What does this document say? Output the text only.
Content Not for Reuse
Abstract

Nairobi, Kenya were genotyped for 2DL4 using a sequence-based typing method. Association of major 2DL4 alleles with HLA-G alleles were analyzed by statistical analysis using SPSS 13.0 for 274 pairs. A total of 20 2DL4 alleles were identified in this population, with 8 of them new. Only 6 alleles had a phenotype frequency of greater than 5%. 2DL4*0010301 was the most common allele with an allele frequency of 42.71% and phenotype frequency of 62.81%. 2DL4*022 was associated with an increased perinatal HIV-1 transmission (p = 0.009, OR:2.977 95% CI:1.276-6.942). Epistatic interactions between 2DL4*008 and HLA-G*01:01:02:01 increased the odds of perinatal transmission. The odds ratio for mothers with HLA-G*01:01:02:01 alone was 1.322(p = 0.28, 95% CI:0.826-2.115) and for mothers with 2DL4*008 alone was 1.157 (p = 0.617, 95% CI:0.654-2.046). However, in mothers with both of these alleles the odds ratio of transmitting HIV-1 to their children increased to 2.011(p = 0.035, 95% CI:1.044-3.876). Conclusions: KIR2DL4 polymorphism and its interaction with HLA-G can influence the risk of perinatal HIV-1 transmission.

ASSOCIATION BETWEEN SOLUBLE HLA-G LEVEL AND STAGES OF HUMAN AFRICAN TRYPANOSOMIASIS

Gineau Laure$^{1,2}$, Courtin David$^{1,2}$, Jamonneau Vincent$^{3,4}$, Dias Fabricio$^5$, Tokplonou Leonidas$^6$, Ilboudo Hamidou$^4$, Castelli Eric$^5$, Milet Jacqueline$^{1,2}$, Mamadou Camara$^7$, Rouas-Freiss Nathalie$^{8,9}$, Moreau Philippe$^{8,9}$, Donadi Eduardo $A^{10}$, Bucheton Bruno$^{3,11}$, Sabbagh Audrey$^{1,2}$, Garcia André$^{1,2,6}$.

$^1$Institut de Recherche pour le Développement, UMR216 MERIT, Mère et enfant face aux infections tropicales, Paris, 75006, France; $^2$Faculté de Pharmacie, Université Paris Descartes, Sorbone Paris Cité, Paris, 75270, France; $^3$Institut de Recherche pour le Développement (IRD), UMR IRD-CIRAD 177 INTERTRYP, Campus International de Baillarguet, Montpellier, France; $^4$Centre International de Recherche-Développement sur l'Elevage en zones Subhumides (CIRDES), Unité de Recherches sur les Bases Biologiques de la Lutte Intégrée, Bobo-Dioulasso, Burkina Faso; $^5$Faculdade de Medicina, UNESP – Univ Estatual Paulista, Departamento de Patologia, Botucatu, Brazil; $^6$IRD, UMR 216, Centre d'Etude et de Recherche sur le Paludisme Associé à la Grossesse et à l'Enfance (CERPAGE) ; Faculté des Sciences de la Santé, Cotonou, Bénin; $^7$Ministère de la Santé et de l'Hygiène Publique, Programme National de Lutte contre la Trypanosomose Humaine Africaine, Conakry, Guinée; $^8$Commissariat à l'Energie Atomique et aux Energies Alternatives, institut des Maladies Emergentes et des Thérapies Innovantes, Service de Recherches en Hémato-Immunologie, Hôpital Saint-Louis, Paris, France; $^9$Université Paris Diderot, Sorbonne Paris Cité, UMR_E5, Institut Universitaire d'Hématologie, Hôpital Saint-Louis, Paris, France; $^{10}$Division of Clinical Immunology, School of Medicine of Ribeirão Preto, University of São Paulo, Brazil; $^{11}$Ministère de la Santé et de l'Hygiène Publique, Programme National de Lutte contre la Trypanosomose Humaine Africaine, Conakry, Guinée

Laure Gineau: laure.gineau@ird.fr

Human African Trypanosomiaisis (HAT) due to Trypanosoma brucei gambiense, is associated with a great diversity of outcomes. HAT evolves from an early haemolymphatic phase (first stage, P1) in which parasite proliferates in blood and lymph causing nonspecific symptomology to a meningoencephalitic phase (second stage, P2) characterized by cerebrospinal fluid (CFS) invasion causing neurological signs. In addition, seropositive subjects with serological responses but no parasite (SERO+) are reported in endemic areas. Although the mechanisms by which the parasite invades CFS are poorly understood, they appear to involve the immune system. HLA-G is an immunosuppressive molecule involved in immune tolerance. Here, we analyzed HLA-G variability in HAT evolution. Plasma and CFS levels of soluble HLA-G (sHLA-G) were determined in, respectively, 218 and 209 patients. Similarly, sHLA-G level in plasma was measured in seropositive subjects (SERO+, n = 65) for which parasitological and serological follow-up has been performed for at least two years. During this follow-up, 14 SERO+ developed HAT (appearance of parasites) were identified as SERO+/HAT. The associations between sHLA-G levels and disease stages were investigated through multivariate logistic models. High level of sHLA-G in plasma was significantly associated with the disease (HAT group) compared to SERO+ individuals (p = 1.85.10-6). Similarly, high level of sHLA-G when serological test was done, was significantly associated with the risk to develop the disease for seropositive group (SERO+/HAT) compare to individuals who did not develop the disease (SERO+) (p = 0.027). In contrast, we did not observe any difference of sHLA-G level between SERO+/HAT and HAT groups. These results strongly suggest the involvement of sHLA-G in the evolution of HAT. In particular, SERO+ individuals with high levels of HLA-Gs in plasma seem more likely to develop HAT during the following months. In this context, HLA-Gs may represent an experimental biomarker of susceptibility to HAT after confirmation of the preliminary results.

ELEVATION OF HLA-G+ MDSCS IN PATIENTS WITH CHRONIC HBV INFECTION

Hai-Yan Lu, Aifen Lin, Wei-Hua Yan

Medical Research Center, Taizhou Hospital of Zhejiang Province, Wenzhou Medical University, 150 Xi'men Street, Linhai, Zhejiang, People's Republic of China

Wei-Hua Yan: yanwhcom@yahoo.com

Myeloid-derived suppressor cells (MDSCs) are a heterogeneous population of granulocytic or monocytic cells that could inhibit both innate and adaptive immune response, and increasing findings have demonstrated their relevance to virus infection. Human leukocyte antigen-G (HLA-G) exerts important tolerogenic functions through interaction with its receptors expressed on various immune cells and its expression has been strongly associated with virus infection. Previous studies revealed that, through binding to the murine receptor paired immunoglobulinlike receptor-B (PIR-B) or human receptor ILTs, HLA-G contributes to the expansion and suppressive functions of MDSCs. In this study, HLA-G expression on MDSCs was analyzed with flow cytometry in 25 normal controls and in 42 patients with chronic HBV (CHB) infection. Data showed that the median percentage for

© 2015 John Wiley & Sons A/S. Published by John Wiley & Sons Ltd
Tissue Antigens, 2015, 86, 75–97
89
########
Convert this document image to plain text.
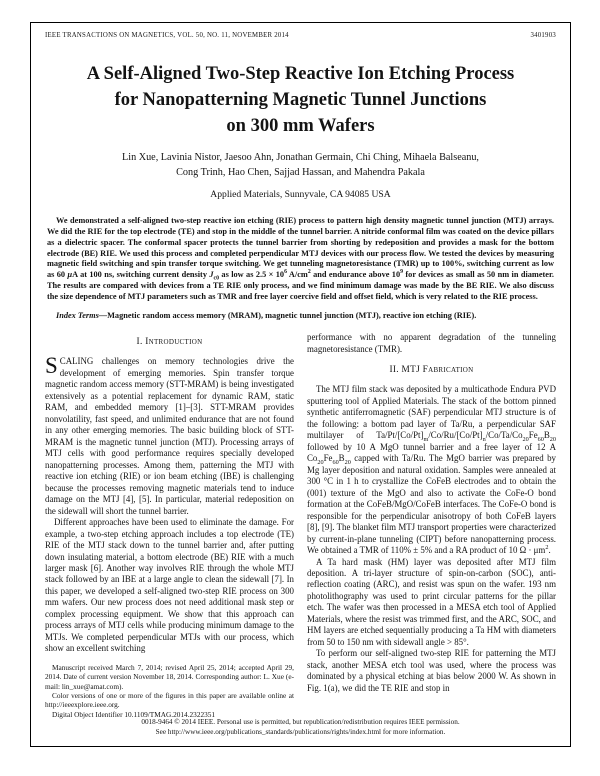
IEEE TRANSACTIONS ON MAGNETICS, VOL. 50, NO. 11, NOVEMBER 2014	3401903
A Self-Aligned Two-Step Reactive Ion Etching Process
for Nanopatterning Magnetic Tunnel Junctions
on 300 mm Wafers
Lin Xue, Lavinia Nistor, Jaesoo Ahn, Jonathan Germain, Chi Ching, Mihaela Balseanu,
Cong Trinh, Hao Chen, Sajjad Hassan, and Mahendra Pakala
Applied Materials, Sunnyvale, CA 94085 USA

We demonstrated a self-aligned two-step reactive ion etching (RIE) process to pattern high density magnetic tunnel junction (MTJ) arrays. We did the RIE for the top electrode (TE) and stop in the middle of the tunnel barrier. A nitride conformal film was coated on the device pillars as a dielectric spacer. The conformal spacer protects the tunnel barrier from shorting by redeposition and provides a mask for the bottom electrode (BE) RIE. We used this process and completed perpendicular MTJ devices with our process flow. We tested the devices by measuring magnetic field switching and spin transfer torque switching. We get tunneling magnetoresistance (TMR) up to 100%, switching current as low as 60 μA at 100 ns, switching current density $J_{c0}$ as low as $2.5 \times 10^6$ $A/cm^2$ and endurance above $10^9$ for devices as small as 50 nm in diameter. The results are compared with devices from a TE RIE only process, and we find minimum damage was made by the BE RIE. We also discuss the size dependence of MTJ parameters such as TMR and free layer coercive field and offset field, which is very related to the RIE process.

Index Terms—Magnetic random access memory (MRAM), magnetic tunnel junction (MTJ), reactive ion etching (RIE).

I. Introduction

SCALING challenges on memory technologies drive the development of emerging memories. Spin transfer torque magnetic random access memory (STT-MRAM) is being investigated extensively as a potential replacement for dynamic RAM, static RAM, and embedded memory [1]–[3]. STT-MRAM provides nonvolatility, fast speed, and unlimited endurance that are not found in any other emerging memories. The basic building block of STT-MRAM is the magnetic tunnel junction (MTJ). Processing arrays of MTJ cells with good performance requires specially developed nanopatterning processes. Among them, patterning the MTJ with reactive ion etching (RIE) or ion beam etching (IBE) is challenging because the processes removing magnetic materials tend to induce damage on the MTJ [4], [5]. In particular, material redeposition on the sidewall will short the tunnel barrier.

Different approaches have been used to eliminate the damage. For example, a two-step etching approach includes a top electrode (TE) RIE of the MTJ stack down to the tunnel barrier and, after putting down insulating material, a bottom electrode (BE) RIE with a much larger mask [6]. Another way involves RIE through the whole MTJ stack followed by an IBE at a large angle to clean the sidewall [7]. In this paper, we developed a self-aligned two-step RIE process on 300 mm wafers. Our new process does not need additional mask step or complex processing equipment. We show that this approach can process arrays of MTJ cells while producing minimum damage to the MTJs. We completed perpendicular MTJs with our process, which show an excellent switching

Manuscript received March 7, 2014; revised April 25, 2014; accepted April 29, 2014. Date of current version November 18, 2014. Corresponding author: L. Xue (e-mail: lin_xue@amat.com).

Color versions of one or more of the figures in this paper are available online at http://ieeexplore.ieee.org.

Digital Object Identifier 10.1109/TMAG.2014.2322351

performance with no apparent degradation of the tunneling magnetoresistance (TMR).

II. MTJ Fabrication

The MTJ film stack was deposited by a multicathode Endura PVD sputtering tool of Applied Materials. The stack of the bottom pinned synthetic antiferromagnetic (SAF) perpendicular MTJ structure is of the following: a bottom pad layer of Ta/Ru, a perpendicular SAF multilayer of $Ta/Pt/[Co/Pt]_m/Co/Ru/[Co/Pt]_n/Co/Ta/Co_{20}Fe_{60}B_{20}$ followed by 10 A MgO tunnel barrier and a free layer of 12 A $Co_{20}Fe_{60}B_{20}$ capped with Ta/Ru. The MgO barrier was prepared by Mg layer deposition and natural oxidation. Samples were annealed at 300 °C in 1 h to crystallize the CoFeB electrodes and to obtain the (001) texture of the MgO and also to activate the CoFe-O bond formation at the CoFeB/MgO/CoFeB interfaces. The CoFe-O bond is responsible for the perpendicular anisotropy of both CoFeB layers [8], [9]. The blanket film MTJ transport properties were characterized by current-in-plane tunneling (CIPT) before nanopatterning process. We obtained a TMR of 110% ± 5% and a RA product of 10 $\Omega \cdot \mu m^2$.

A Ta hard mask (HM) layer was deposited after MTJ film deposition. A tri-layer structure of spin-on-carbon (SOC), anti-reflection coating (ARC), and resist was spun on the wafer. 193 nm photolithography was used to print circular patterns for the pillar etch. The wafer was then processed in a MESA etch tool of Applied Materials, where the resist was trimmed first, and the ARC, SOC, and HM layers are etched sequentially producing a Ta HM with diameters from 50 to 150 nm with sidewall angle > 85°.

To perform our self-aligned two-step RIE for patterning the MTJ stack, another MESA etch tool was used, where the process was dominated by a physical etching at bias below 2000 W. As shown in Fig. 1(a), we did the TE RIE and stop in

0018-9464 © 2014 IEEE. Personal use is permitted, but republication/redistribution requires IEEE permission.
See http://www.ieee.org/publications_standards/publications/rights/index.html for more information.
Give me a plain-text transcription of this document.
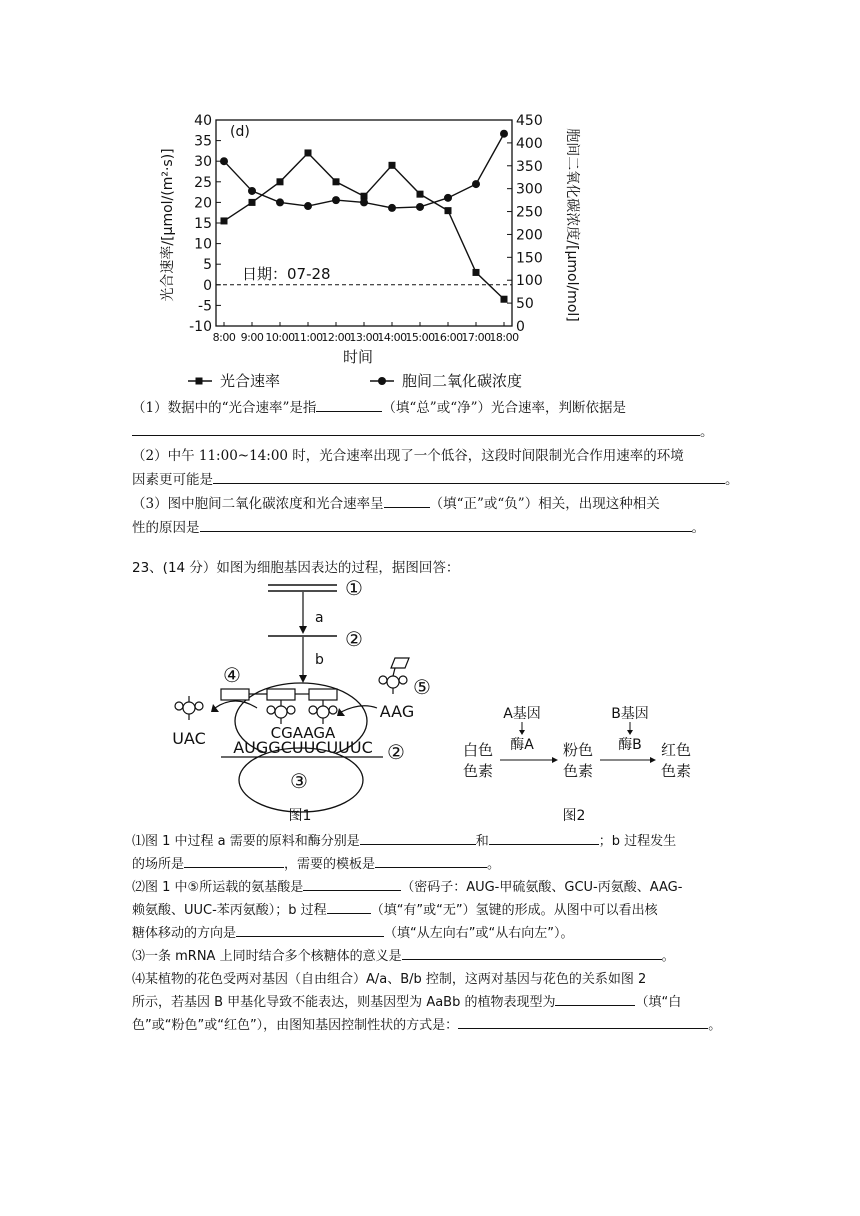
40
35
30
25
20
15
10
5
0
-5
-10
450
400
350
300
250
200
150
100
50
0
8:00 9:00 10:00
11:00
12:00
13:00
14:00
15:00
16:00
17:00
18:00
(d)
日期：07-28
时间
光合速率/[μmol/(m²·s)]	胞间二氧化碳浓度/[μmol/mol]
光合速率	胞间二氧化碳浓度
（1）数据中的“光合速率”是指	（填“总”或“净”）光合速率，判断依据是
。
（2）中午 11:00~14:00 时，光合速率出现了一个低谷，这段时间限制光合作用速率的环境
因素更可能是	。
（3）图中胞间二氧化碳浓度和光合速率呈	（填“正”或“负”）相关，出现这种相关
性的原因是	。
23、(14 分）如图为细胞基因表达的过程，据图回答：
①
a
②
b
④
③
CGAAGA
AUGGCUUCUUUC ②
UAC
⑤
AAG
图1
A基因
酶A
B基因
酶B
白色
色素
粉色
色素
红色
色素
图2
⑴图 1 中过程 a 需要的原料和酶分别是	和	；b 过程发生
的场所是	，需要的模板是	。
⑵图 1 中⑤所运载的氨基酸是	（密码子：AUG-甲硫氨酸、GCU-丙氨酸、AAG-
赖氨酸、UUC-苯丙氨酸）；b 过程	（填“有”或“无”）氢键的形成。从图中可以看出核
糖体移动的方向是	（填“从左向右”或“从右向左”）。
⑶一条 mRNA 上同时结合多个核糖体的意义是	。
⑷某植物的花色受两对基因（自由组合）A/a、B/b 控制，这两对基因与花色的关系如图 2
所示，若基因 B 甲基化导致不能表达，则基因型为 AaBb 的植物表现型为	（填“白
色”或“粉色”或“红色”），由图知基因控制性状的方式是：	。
########
Every line above that includes the word "plain" should be listed.

Convert this document image to plain text.
Give me a plain-text transcription of this document.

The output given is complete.